▸ Required work:
Convert everything from the line containing "308, 150, 314]" down to the line containing "6, 232, 34]" into a Markdown table with the columns Row and Line. Number each row and leave out any blank lines.

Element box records
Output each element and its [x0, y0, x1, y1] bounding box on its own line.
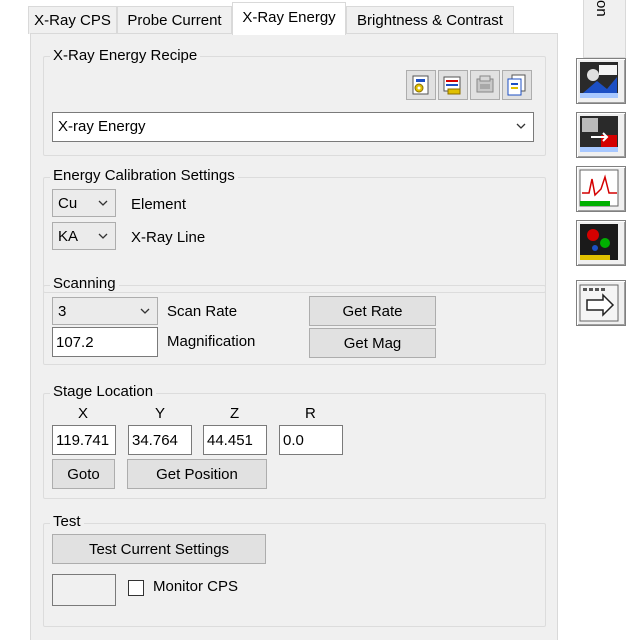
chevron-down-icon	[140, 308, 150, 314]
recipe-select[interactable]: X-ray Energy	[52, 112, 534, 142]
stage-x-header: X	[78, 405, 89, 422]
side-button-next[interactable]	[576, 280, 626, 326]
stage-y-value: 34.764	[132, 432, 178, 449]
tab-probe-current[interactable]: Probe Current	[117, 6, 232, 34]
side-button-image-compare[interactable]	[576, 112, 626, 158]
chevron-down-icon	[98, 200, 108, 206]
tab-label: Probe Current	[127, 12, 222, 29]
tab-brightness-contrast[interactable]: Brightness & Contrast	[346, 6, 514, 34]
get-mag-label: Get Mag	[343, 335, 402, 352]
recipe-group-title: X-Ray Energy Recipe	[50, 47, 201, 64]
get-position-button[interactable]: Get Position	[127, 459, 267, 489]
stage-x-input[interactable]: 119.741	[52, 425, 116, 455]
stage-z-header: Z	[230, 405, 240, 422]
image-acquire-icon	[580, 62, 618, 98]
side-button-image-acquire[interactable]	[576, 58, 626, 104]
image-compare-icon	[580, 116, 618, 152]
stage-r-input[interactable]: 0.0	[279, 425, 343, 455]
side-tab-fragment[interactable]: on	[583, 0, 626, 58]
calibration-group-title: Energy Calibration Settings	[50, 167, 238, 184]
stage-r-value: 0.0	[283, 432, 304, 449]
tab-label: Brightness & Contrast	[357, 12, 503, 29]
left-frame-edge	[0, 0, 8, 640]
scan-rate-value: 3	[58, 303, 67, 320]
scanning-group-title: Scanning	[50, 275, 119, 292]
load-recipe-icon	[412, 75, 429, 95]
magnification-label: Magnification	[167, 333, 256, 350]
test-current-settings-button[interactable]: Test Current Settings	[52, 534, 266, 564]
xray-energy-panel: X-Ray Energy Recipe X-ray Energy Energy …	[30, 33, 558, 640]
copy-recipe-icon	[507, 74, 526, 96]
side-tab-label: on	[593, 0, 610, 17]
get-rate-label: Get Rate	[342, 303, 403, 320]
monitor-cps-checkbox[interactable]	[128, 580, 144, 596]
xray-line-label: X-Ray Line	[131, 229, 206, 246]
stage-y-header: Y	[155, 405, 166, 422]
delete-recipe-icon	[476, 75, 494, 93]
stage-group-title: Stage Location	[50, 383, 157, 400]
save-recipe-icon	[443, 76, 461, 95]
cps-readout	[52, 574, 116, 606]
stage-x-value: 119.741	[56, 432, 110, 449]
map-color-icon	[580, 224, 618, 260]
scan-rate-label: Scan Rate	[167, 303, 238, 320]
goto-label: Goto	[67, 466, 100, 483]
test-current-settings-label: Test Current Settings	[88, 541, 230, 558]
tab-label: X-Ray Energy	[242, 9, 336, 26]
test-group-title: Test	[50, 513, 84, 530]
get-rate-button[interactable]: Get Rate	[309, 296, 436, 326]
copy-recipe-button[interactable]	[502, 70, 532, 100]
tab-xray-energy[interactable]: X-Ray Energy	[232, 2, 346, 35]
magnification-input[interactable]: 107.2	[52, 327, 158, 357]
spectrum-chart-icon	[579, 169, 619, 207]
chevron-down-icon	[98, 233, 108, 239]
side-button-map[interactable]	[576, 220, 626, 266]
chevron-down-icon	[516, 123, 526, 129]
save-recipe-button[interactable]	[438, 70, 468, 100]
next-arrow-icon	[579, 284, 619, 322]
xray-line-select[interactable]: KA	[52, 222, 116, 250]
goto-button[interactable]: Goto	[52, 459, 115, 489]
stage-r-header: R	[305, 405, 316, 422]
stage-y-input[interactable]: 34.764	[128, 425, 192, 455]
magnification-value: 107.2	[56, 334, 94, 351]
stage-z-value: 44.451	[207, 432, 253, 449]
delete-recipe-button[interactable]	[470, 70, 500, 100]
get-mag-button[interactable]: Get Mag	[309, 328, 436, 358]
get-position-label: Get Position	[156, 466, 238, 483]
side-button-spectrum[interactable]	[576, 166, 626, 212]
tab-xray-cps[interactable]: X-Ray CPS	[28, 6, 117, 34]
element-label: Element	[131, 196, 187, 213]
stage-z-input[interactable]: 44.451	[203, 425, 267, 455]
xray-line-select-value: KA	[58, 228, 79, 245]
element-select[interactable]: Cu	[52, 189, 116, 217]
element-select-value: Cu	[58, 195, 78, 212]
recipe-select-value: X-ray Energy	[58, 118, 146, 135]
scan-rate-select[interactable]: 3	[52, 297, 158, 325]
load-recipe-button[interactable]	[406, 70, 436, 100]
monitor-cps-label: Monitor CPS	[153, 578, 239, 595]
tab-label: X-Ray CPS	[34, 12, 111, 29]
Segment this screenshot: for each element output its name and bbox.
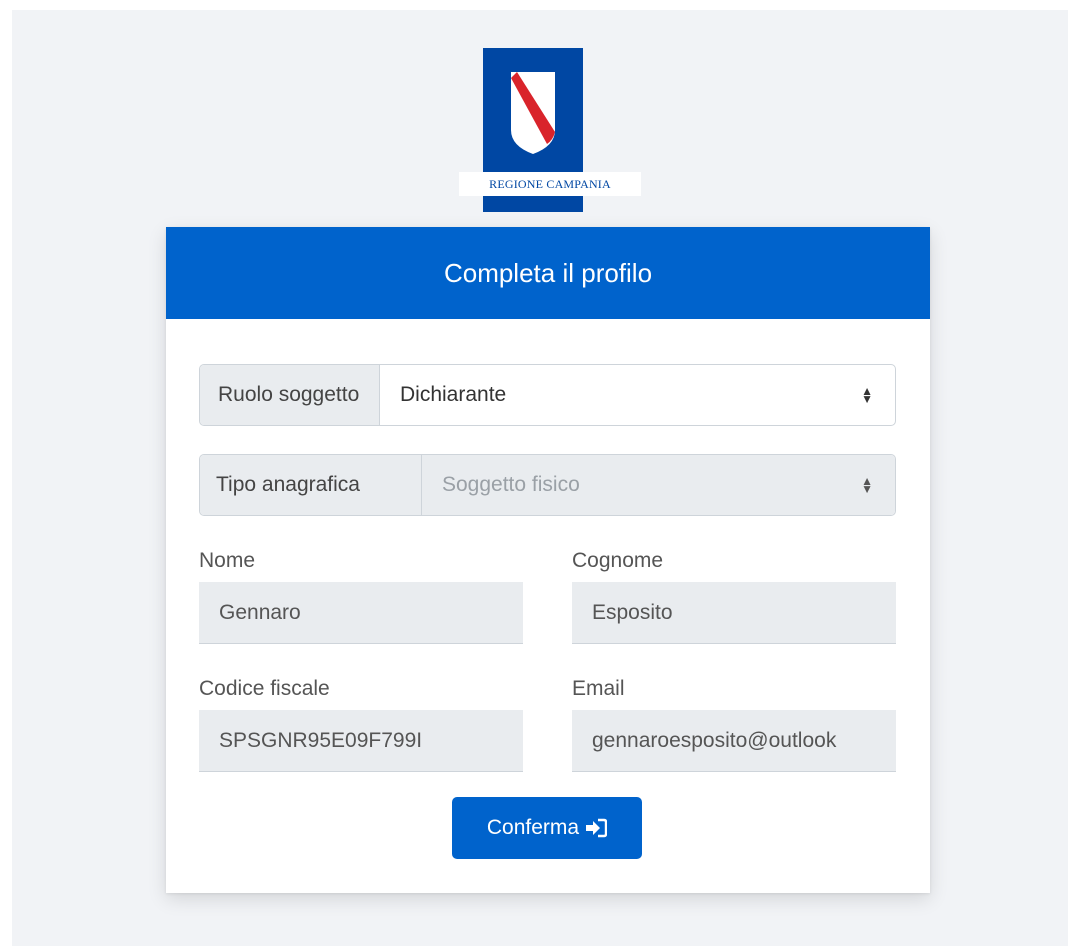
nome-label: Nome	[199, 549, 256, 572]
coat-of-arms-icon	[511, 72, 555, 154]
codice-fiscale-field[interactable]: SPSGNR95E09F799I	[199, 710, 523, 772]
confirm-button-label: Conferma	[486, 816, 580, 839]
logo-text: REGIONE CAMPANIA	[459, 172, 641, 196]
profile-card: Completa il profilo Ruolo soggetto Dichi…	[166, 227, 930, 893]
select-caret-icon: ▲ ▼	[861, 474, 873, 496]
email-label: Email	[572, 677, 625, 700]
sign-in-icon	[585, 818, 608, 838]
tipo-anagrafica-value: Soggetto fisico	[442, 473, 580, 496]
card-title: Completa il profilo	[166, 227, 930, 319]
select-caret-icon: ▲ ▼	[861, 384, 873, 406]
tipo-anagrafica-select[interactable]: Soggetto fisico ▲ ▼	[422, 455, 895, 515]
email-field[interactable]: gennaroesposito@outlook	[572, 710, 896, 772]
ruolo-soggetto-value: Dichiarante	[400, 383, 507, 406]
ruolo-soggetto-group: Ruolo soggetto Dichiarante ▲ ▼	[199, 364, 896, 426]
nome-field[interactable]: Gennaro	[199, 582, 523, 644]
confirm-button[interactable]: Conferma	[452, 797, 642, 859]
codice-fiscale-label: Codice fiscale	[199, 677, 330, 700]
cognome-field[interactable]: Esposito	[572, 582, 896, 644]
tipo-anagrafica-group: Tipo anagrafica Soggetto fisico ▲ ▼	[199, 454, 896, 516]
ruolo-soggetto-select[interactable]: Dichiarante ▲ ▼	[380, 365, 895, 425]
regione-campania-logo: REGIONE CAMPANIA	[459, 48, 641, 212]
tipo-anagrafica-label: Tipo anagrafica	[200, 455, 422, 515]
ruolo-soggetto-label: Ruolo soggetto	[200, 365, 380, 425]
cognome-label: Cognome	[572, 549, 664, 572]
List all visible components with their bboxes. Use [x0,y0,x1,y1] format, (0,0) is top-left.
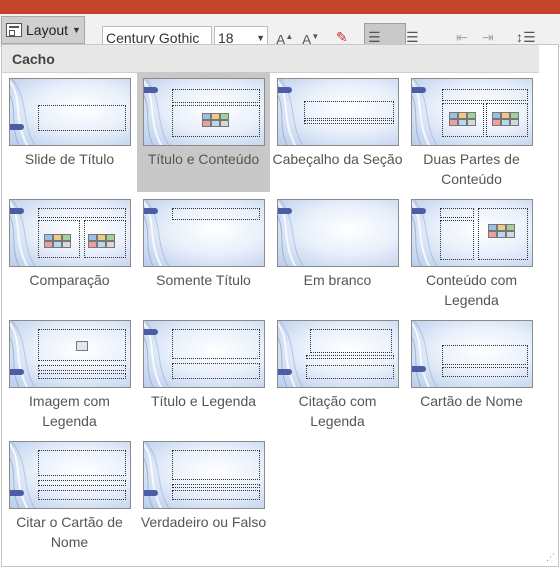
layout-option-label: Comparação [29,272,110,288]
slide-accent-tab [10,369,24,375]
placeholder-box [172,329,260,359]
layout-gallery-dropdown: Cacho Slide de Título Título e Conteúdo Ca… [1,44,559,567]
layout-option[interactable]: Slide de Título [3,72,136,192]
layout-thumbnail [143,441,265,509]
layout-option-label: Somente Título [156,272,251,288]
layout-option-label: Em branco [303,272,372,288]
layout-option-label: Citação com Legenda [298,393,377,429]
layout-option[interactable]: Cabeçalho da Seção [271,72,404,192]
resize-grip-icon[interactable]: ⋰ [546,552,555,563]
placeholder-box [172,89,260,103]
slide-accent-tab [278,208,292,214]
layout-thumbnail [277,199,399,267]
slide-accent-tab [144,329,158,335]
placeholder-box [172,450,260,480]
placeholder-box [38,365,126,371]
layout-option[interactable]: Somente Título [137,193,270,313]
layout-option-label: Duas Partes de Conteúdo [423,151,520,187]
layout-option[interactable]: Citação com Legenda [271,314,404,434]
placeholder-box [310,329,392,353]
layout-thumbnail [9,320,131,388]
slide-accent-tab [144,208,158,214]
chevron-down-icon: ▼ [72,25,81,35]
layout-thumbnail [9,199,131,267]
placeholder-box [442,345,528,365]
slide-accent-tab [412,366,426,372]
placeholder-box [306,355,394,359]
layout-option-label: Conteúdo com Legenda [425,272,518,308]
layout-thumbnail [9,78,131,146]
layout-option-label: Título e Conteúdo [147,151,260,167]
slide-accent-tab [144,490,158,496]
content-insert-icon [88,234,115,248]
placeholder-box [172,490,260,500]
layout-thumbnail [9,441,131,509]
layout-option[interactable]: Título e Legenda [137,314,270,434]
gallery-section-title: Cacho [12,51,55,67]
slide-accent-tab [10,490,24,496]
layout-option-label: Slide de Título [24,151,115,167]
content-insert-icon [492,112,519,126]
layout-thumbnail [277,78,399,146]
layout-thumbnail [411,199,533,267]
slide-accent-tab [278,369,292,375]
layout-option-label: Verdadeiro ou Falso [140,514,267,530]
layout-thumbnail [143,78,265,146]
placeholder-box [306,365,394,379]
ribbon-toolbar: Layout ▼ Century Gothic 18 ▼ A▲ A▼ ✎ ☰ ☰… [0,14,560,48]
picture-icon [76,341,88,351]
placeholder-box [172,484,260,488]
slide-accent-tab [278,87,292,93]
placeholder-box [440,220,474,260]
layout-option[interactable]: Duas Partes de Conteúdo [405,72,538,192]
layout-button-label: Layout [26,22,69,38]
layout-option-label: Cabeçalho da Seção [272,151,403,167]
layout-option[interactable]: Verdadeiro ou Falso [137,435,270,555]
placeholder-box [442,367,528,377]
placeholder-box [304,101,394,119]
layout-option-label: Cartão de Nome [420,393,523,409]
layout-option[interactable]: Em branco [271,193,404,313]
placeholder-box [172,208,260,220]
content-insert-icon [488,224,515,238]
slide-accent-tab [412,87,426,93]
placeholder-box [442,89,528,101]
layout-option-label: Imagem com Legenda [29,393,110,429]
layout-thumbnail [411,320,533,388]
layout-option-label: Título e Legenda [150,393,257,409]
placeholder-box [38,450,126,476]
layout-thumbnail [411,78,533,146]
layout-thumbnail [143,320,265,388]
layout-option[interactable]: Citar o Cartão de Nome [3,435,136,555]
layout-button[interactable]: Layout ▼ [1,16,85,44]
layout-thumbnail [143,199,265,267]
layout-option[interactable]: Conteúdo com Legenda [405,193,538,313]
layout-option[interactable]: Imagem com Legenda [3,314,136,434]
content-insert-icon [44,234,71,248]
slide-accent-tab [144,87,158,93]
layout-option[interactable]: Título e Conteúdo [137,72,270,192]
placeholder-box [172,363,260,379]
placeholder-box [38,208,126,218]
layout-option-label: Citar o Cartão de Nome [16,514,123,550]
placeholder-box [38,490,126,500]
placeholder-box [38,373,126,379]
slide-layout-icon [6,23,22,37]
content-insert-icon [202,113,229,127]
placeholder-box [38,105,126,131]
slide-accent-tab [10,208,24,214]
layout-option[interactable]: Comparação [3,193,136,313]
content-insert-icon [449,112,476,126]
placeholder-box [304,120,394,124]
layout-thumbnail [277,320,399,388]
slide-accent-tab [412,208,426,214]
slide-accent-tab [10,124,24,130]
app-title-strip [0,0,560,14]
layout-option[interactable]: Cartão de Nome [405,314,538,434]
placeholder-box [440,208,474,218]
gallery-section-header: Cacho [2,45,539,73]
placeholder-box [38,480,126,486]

▸ Exercise result:
| Row | Line |
|---|---|
| 1 | chevron-down-icon	[140, 308, 150, 314] |
| 2 | recipe-select[interactable]: X-ray Energy	[52, 112, 534, 142] |
| 3 | stage-x-header: X	[78, 405, 89, 422] |
| 4 | side-button-next[interactable]	[576, 280, 626, 326] |
| 5 | stage-y-value: 34.764	[132, 432, 178, 449] |
| 6 | tab-probe-current[interactable]: Probe Current	[117, 6, 232, 34] |